[Extracts from a graphics dataset]
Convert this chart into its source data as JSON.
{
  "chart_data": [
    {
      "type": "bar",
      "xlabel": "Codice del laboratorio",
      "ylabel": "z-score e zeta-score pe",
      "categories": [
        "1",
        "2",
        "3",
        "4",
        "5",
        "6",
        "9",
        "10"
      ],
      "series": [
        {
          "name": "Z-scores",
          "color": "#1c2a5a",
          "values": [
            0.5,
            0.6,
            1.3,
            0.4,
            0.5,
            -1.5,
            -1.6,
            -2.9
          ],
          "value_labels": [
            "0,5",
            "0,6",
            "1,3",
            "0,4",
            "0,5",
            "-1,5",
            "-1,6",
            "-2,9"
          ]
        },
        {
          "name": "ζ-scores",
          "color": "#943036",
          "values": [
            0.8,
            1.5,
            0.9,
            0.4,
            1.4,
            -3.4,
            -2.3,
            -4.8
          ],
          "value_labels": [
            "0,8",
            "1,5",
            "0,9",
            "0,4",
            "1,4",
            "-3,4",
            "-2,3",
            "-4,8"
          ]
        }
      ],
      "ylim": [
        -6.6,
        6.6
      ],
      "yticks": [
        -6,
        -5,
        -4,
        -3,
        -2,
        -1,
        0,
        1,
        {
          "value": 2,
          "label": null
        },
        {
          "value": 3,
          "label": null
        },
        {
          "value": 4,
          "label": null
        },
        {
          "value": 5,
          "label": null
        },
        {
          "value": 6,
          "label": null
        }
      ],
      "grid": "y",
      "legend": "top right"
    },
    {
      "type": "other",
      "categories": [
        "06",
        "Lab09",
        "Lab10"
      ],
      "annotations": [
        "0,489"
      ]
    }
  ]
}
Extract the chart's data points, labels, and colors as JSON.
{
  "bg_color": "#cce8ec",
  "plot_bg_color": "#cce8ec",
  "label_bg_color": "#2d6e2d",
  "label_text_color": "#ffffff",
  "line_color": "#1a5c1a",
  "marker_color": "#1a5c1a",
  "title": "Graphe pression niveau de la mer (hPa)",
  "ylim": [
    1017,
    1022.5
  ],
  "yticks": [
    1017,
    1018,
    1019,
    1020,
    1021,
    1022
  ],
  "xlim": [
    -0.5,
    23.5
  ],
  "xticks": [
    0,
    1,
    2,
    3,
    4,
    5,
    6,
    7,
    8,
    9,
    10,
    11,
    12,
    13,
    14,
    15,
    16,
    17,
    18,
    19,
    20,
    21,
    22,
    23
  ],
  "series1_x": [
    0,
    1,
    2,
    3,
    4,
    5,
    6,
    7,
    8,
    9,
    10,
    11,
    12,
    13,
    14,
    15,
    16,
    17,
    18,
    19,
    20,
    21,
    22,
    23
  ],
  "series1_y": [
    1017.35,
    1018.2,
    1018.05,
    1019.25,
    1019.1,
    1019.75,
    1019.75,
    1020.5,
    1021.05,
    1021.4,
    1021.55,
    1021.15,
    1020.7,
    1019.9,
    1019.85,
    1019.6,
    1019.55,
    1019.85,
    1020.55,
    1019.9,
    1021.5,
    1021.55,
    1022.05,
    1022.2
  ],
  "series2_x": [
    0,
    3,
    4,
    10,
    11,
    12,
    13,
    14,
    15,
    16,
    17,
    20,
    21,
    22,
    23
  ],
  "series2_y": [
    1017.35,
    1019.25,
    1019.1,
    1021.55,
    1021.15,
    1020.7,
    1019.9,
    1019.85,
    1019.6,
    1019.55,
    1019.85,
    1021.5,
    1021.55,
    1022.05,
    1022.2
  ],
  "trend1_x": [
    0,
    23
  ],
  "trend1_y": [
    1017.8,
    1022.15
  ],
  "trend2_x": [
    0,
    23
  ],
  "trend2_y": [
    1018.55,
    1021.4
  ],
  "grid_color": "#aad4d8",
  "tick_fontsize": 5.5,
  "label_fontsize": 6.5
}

• _TO DO_
Go through the material above line by line and copy it exactly.

• _ANSWER TO THIS TASK_
Convert this chart into its source data as JSON.
{
  "chart_data": [
    {
      "type": "bar",
      "xlabel": "Codice del laboratorio",
      "ylabel": "z-score e zeta-score pe",
      "categories": [
        "1",
        "2",
        "3",
        "4",
        "5",
        "6",
        "9",
        "10"
      ],
      "series": [
        {
          "name": "Z-scores",
          "color": "#1c2a5a",
          "values": [
            0.5,
            0.6,
            1.3,
            0.4,
            0.5,
            -1.5,
            -1.6,
            -2.9
          ],
          "value_labels": [
            "0,5",
            "0,6",
            "1,3",
            "0,4",
            "0,5",
            "-1,5",
            "-1,6",
            "-2,9"
          ]
        },
        {
          "name": "ζ-scores",
          "color": "#943036",
          "values": [
            0.8,
            1.5,
            0.9,
            0.4,
            1.4,
            -3.4,
            -2.3,
            -4.8
          ],
          "value_labels": [
            "0,8",
            "1,5",
            "0,9",
            "0,4",
            "1,4",
            "-3,4",
            "-2,3",
            "-4,8"
          ]
        }
      ],
      "ylim": [
        -6.6,
        6.6
      ],
      "yticks": [
        -6,
        -5,
        -4,
        -3,
        -2,
        -1,
        0,
        1,
        {
          "value": 2,
          "label": null
        },
        {
          "value": 3,
          "label": null
        },
        {
          "value": 4,
          "label": null
        },
        {
          "value": 5,
          "label": null
        },
        {
          "value": 6,
          "label": null
        }
      ],
      "grid": "y",
      "legend": "top right"
    },
    {
      "type": "other",
      "categories": [
        "06",
        "Lab09",
        "Lab10"
      ],
      "annotations": [
        "0,489"
      ]
    }
  ]
}
Extract the chart's data points, labels, and colors as JSON.
{
  "bg_color": "#cce8ec",
  "plot_bg_color": "#cce8ec",
  "label_bg_color": "#2d6e2d",
  "label_text_color": "#ffffff",
  "line_color": "#1a5c1a",
  "marker_color": "#1a5c1a",
  "title": "Graphe pression niveau de la mer (hPa)",
  "ylim": [
    1017,
    1022.5
  ],
  "yticks": [
    1017,
    1018,
    1019,
    1020,
    1021,
    1022
  ],
  "xlim": [
    -0.5,
    23.5
  ],
  "xticks": [
    0,
    1,
    2,
    3,
    4,
    5,
    6,
    7,
    8,
    9,
    10,
    11,
    12,
    13,
    14,
    15,
    16,
    17,
    18,
    19,
    20,
    21,
    22,
    23
  ],
  "series1_x": [
    0,
    1,
    2,
    3,
    4,
    5,
    6,
    7,
    8,
    9,
    10,
    11,
    12,
    13,
    14,
    15,
    16,
    17,
    18,
    19,
    20,
    21,
    22,
    23
  ],
  "series1_y": [
    1017.35,
    1018.2,
    1018.05,
    1019.25,
    1019.1,
    1019.75,
    1019.75,
    1020.5,
    1021.05,
    1021.4,
    1021.55,
    1021.15,
    1020.7,
    1019.9,
    1019.85,
    1019.6,
    1019.55,
    1019.85,
    1020.55,
    1019.9,
    1021.5,
    1021.55,
    1022.05,
    1022.2
  ],
  "series2_x": [
    0,
    3,
    4,
    10,
    11,
    12,
    13,
    14,
    15,
    16,
    17,
    20,
    21,
    22,
    23
  ],
  "series2_y": [
    1017.35,
    1019.25,
    1019.1,
    1021.55,
    1021.15,
    1020.7,
    1019.9,
    1019.85,
    1019.6,
    1019.55,
    1019.85,
    1021.5,
    1021.55,
    1022.05,
    1022.2
  ],
  "trend1_x": [
    0,
    23
  ],
  "trend1_y": [
    1017.8,
    1022.15
  ],
  "trend2_x": [
    0,
    23
  ],
  "trend2_y": [
    1018.55,
    1021.4
  ],
  "grid_color": "#aad4d8",
  "tick_fontsize": 5.5,
  "label_fontsize": 6.5
}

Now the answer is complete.